Requirements =
Set out each line from the following listing that includes the word "训练损失".

Dataset content =
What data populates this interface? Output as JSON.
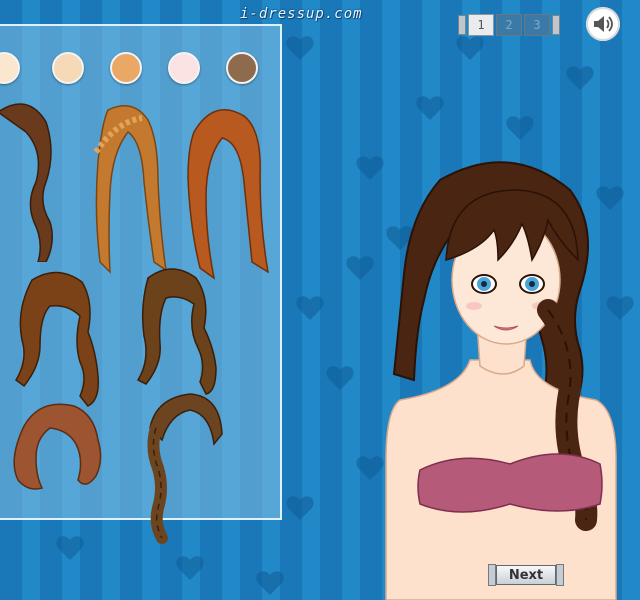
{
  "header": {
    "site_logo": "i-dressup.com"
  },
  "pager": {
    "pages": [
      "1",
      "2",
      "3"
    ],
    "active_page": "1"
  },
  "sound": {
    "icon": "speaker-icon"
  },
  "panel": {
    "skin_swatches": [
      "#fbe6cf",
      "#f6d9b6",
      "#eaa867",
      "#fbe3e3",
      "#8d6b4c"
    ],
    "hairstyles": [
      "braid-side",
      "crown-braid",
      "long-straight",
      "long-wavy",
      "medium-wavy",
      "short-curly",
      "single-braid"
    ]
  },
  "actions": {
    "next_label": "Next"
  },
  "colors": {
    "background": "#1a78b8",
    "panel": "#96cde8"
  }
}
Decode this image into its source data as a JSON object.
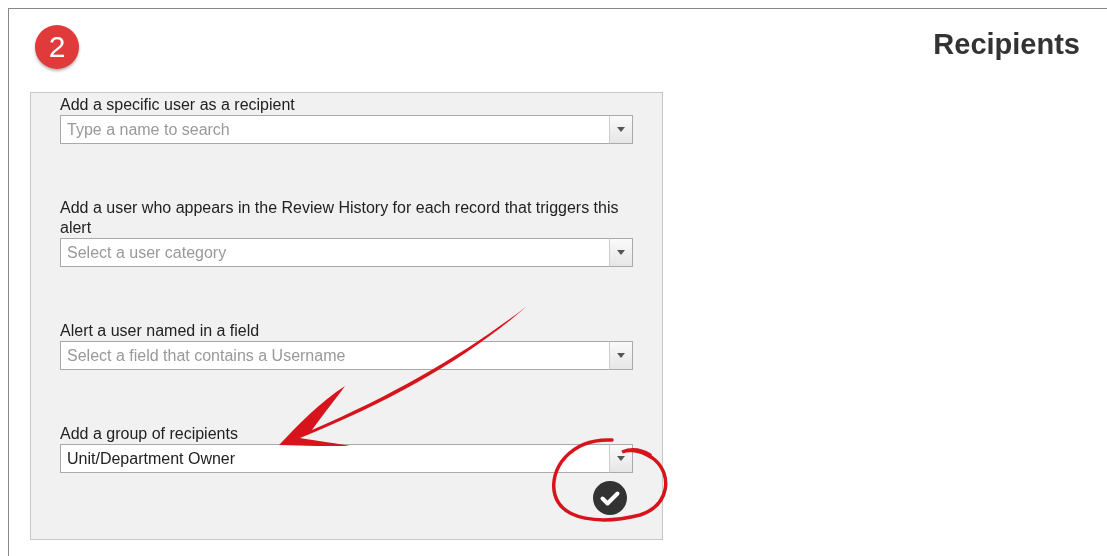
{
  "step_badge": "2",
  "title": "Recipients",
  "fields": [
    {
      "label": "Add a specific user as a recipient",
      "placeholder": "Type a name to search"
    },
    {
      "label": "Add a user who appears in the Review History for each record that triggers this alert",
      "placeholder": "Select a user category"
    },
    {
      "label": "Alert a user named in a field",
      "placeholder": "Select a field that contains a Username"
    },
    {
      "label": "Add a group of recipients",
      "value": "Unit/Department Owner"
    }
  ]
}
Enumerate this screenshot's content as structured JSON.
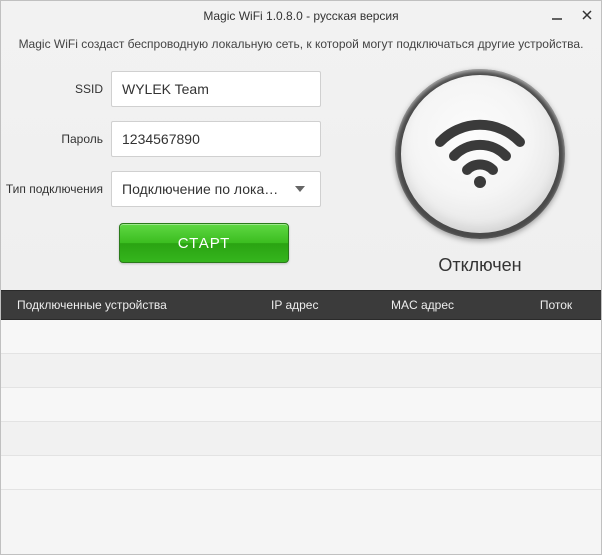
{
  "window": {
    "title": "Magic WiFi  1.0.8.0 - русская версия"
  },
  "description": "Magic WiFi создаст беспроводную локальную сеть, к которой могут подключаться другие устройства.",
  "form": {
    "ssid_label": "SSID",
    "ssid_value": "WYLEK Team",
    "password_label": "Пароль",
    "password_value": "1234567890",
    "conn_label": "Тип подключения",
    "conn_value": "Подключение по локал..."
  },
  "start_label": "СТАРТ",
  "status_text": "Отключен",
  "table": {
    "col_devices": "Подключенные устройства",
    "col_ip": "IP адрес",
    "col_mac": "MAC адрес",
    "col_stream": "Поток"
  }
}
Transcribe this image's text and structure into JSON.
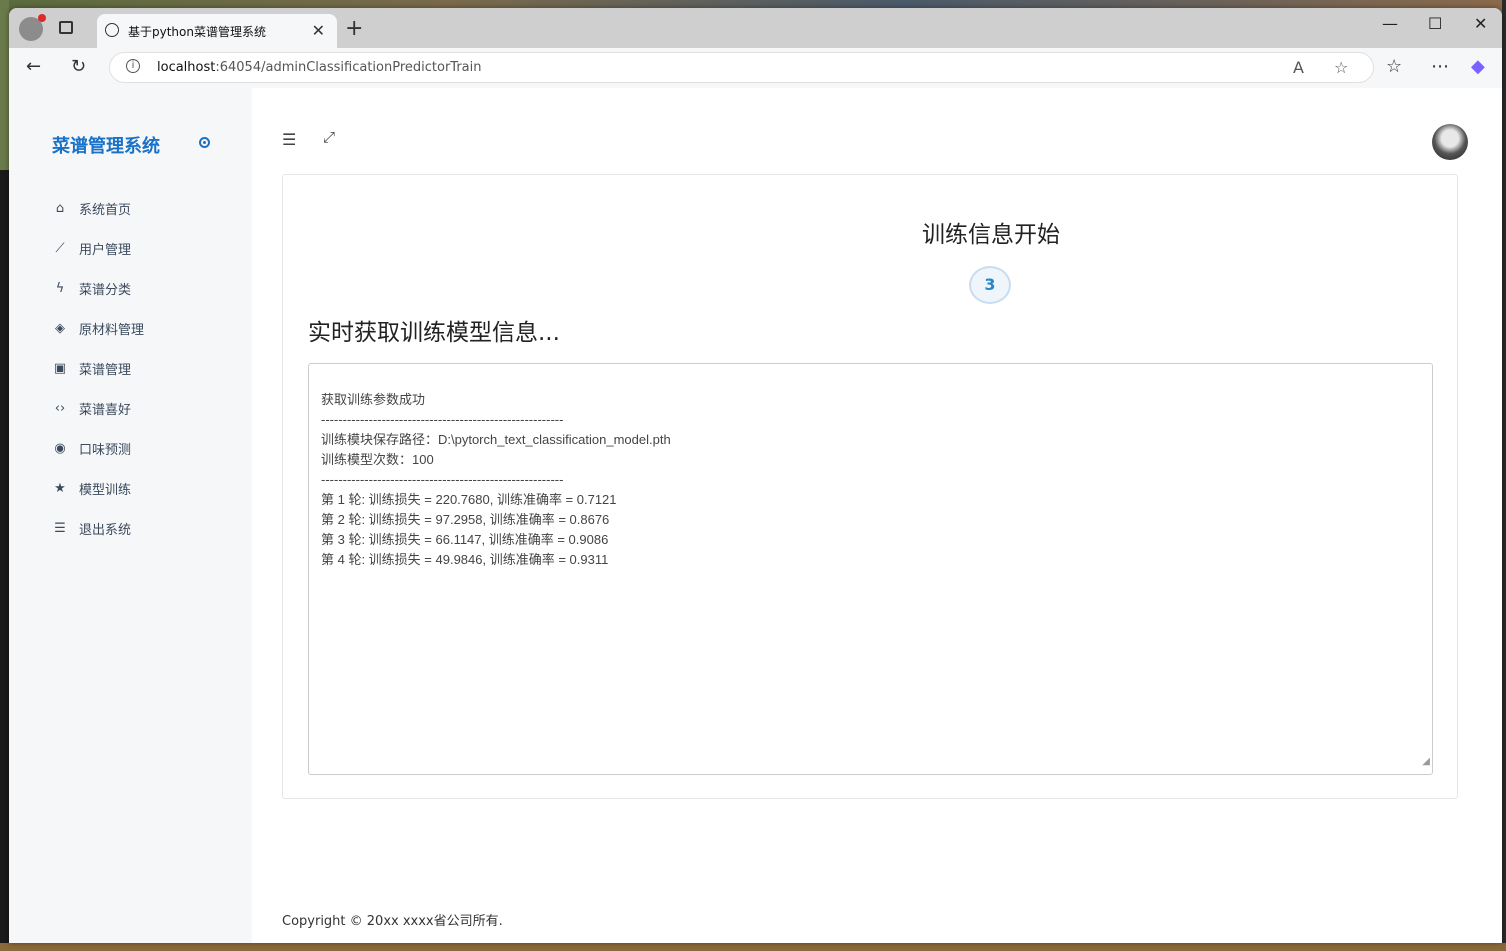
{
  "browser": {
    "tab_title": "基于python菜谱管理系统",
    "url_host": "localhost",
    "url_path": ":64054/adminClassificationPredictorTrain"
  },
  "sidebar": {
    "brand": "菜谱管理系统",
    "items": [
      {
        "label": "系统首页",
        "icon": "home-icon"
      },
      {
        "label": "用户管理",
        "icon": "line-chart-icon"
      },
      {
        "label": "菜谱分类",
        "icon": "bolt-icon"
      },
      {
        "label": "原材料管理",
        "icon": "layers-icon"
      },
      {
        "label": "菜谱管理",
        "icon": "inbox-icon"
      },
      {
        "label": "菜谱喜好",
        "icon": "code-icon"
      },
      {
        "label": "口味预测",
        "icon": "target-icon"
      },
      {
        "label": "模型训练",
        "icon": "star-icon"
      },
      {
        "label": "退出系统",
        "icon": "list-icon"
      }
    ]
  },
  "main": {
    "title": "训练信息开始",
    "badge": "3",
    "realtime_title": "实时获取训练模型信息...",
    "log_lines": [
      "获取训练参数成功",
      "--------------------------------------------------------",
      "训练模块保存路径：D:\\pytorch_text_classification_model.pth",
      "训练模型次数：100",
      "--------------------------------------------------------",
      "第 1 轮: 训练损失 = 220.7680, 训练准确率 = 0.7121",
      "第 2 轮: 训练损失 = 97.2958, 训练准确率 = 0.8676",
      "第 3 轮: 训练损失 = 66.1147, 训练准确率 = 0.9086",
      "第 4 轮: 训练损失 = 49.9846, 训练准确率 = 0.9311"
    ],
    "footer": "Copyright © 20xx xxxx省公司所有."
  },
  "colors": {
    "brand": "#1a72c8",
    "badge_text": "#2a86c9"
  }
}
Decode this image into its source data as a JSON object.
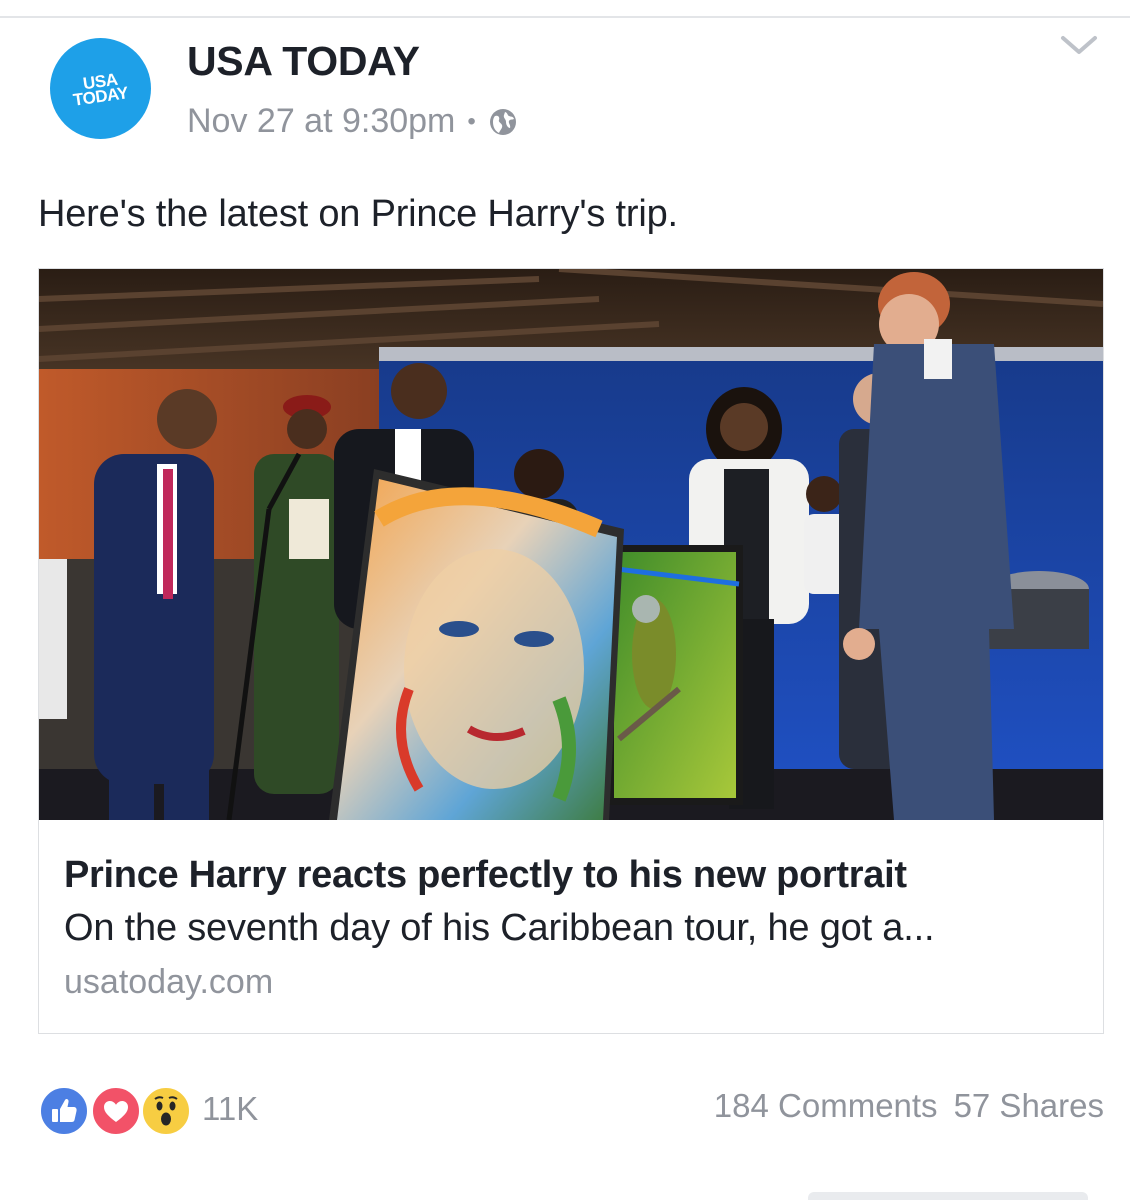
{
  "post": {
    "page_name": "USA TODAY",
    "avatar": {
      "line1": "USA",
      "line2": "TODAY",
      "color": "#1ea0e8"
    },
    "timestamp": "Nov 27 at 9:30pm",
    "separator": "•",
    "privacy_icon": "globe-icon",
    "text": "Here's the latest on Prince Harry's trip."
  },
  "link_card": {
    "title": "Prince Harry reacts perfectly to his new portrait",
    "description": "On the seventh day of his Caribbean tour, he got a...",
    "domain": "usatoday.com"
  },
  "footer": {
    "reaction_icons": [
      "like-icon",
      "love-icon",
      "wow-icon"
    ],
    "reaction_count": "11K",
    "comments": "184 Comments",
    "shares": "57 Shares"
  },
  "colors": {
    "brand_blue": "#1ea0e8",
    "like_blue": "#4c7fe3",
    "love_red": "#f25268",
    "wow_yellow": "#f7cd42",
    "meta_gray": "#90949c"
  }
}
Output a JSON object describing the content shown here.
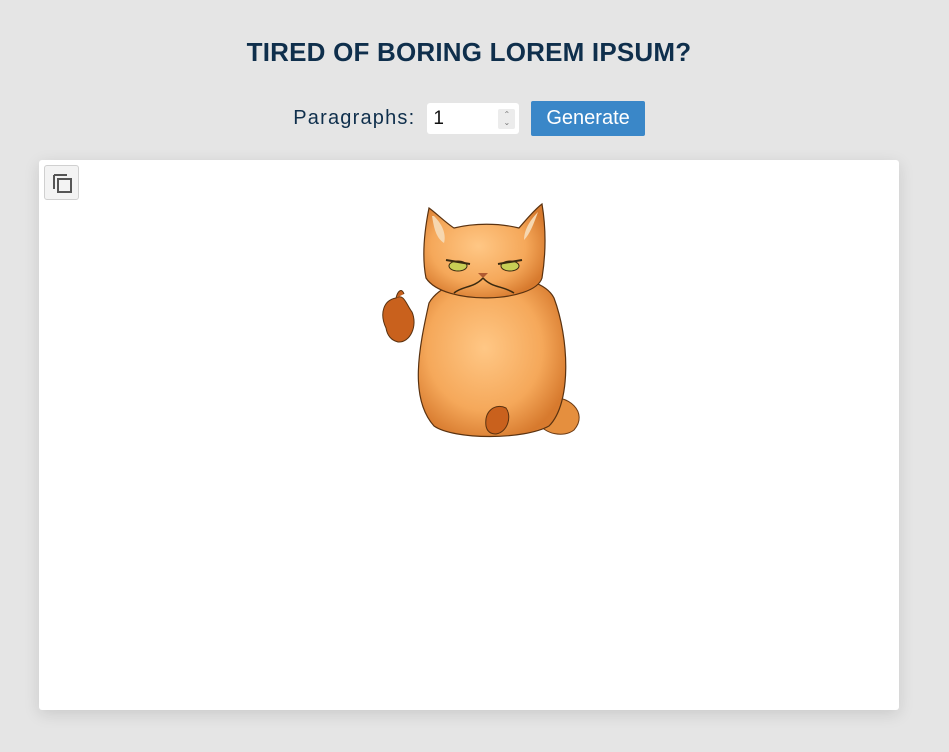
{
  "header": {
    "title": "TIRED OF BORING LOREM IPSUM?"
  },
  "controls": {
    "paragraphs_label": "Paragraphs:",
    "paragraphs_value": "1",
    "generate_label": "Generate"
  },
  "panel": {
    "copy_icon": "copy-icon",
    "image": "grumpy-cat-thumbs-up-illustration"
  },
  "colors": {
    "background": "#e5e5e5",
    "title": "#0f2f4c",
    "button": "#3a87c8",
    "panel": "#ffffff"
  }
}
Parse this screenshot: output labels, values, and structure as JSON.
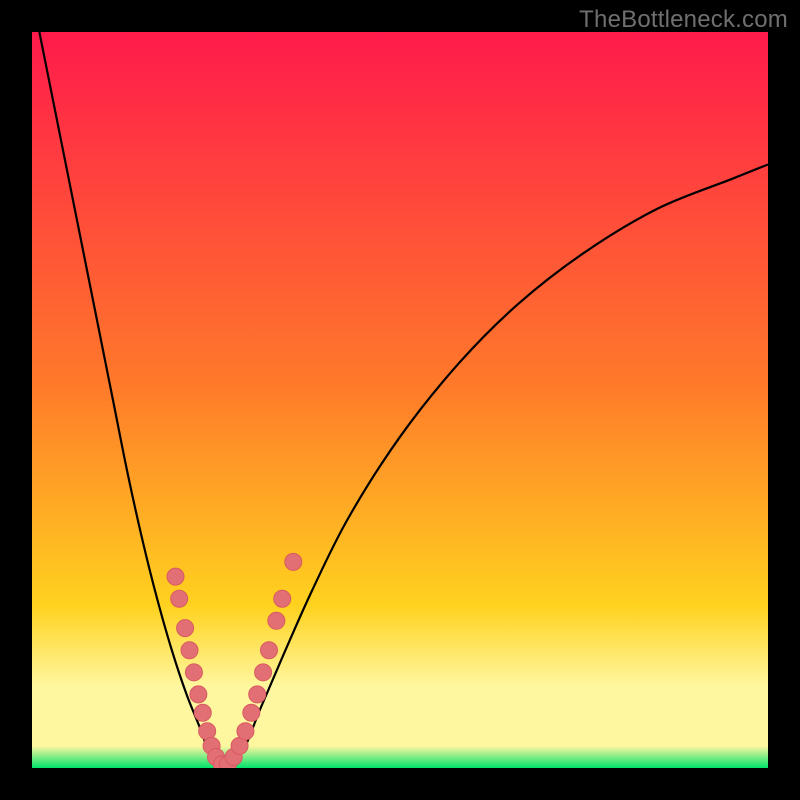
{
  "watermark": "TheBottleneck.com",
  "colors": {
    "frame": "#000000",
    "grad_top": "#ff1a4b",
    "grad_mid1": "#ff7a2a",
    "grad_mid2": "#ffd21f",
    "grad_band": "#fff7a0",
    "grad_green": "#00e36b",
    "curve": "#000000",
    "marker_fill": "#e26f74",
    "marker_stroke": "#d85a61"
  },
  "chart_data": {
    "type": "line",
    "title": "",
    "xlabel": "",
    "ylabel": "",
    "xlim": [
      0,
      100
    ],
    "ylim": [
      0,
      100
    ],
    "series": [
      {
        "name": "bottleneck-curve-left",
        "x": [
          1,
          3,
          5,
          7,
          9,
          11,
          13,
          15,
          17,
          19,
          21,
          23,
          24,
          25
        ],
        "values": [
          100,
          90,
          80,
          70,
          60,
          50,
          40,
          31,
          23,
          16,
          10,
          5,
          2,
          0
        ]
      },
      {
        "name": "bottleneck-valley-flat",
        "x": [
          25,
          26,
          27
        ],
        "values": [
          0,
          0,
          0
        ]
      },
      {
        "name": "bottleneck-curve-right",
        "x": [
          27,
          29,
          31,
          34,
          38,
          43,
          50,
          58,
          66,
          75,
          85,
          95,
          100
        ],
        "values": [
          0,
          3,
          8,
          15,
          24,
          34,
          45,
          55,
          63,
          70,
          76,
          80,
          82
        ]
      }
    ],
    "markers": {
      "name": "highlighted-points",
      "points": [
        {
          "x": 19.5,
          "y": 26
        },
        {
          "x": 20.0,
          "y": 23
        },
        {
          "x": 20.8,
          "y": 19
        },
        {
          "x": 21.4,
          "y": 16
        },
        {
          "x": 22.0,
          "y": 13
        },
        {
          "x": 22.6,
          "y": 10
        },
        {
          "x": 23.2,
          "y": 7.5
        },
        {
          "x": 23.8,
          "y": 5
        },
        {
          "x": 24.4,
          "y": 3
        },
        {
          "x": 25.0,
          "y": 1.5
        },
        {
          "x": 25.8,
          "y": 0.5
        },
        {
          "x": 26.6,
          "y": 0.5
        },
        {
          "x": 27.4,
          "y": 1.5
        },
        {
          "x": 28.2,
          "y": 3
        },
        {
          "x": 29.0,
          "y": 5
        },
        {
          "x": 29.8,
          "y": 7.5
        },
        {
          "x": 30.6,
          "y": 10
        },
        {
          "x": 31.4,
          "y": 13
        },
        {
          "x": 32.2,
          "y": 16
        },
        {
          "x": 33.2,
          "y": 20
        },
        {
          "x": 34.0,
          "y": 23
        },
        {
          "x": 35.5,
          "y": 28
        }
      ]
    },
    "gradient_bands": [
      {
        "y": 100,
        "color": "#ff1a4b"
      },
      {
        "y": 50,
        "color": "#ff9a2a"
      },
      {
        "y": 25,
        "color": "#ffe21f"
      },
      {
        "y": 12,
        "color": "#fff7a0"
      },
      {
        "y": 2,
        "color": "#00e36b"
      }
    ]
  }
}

Final answer =
      "第 1 轮: 训练损失 = 220.7680, 训练准确率 = 0.7121",
      "第 2 轮: 训练损失 = 97.2958, 训练准确率 = 0.8676",
      "第 3 轮: 训练损失 = 66.1147, 训练准确率 = 0.9086",
      "第 4 轮: 训练损失 = 49.9846, 训练准确率 = 0.9311"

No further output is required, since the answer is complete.